Description of the task: From the listing below, return each line that includes "region".

== == ==

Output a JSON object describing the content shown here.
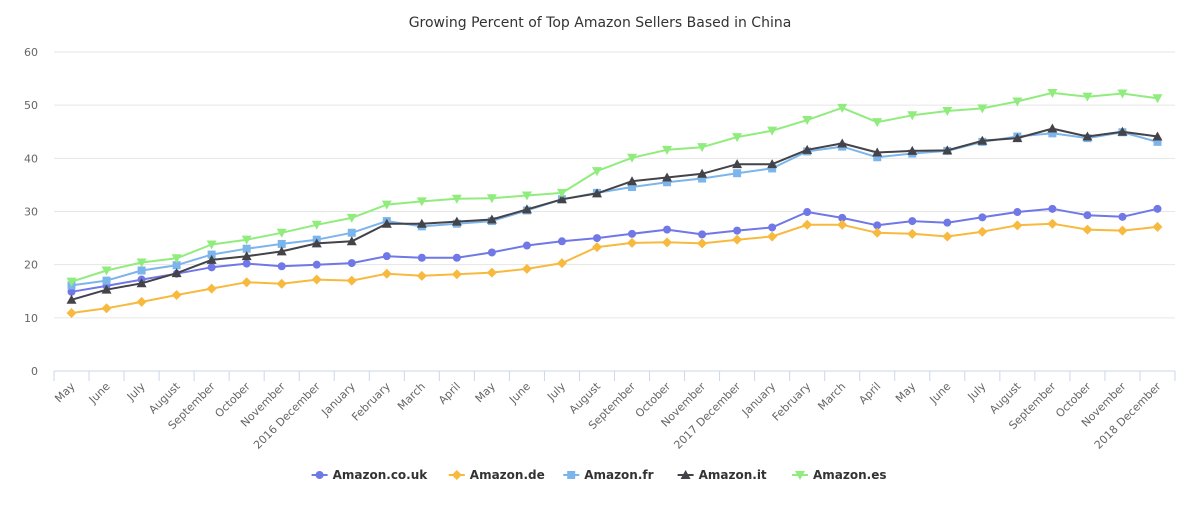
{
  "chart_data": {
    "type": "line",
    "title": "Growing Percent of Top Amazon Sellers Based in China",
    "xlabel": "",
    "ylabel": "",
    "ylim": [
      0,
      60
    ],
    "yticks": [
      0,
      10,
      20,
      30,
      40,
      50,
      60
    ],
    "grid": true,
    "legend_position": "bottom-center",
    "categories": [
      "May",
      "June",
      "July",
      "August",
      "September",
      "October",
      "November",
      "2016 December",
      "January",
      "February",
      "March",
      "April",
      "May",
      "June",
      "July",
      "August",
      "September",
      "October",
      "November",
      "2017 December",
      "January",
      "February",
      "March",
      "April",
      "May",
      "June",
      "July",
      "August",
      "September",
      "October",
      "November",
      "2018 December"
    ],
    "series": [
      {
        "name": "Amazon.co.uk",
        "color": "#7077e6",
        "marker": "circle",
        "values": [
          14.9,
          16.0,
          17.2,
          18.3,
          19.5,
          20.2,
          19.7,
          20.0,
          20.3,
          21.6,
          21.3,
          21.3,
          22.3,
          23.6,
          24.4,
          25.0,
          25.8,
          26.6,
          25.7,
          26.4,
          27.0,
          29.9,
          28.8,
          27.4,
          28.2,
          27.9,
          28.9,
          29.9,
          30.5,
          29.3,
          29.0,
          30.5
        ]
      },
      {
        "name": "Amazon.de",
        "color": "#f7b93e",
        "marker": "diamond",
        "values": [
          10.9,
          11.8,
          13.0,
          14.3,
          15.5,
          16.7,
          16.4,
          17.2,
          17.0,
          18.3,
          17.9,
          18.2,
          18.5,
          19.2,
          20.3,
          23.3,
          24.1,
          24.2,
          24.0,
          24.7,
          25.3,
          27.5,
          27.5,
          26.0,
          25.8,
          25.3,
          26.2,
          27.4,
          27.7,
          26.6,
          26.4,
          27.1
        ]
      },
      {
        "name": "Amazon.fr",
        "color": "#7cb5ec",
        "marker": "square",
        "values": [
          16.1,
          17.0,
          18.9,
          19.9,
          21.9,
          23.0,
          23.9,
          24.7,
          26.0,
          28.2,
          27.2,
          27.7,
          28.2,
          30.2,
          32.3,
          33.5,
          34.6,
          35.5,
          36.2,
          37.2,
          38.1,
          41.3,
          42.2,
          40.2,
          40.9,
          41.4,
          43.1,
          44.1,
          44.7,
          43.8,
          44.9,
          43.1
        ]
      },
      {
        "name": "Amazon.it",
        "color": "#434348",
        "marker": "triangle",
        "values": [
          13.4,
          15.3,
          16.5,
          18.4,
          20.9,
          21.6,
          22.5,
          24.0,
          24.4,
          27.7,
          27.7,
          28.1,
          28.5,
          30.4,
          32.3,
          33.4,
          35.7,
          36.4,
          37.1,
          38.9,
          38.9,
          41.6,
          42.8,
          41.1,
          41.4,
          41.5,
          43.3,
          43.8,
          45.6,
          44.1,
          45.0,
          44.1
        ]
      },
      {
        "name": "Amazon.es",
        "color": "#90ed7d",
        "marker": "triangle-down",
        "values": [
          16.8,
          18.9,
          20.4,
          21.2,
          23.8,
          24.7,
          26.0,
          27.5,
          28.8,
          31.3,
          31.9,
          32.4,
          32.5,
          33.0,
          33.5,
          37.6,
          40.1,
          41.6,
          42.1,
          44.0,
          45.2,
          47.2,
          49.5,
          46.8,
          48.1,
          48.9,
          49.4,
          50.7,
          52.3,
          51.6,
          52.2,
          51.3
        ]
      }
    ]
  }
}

== == ==

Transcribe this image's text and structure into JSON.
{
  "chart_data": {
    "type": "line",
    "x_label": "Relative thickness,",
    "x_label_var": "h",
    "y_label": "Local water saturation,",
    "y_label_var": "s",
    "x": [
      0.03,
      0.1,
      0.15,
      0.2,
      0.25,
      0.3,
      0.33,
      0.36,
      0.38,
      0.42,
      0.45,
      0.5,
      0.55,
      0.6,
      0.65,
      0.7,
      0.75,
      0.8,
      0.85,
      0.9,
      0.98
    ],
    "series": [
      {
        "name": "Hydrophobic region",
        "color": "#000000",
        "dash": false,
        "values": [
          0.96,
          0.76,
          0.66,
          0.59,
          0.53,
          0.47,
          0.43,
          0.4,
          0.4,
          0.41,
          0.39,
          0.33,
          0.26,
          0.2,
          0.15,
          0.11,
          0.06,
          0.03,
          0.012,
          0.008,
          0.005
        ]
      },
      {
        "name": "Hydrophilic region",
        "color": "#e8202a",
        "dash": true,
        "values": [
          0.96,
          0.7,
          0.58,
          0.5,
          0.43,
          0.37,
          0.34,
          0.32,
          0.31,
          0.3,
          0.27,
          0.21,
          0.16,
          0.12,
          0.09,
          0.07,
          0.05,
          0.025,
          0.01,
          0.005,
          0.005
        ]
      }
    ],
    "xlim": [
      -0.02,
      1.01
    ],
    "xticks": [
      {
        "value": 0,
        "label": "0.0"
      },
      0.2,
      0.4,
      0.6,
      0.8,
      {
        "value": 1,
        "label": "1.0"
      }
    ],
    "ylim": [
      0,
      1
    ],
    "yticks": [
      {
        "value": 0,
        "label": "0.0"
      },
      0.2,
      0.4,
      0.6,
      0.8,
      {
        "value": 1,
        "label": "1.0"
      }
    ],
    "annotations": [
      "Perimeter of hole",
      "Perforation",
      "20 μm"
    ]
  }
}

== == ==

Exercise result:
        "name": "Hydrophobic region",
        "name": "Hydrophilic region",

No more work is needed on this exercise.